**Provided entries**
------------------------------------------------------------

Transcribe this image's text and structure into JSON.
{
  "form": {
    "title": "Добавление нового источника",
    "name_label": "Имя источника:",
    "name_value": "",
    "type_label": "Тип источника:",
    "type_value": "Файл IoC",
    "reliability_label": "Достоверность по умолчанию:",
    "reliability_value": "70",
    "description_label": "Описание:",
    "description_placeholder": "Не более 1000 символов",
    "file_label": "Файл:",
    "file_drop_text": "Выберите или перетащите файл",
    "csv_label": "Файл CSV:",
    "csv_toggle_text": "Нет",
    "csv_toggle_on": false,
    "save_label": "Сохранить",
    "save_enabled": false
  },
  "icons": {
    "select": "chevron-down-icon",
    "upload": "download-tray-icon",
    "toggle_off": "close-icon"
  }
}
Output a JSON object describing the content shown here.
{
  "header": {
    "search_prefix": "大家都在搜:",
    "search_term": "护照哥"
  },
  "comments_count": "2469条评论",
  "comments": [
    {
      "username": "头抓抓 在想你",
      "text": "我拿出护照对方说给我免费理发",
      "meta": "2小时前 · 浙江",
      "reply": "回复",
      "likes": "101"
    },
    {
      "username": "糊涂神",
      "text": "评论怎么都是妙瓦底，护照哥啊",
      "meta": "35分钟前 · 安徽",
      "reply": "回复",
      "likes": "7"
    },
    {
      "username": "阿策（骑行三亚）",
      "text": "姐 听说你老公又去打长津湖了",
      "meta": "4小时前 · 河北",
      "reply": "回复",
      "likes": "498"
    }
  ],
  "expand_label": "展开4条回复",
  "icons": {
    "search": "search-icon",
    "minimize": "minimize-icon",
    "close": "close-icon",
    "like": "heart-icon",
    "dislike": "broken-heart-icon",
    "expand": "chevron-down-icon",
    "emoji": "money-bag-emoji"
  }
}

------------------------------------------------------------

**Task prompt**
Using the listing above, reproduce each line without omission.

**Final result**
Transcribe this image's text and structure into JSON.
{
  "form": {
    "title": "Добавление нового источника",
    "name_label": "Имя источника:",
    "name_value": "",
    "type_label": "Тип источника:",
    "type_value": "Файл IoC",
    "reliability_label": "Достоверность по умолчанию:",
    "reliability_value": "70",
    "description_label": "Описание:",
    "description_placeholder": "Не более 1000 символов",
    "file_label": "Файл:",
    "file_drop_text": "Выберите или перетащите файл",
    "csv_label": "Файл CSV:",
    "csv_toggle_text": "Нет",
    "csv_toggle_on": false,
    "save_label": "Сохранить",
    "save_enabled": false
  },
  "icons": {
    "select": "chevron-down-icon",
    "upload": "download-tray-icon",
    "toggle_off": "close-icon"
  }
}
Output a JSON object describing the content shown here.
{
  "header": {
    "search_prefix": "大家都在搜:",
    "search_term": "护照哥"
  },
  "comments_count": "2469条评论",
  "comments": [
    {
      "username": "头抓抓 在想你",
      "text": "我拿出护照对方说给我免费理发",
      "meta": "2小时前 · 浙江",
      "reply": "回复",
      "likes": "101"
    },
    {
      "username": "糊涂神",
      "text": "评论怎么都是妙瓦底，护照哥啊",
      "meta": "35分钟前 · 安徽",
      "reply": "回复",
      "likes": "7"
    },
    {
      "username": "阿策（骑行三亚）",
      "text": "姐 听说你老公又去打长津湖了",
      "meta": "4小时前 · 河北",
      "reply": "回复",
      "likes": "498"
    }
  ],
  "expand_label": "展开4条回复",
  "icons": {
    "search": "search-icon",
    "minimize": "minimize-icon",
    "close": "close-icon",
    "like": "heart-icon",
    "dislike": "broken-heart-icon",
    "expand": "chevron-down-icon",
    "emoji": "money-bag-emoji"
  }
}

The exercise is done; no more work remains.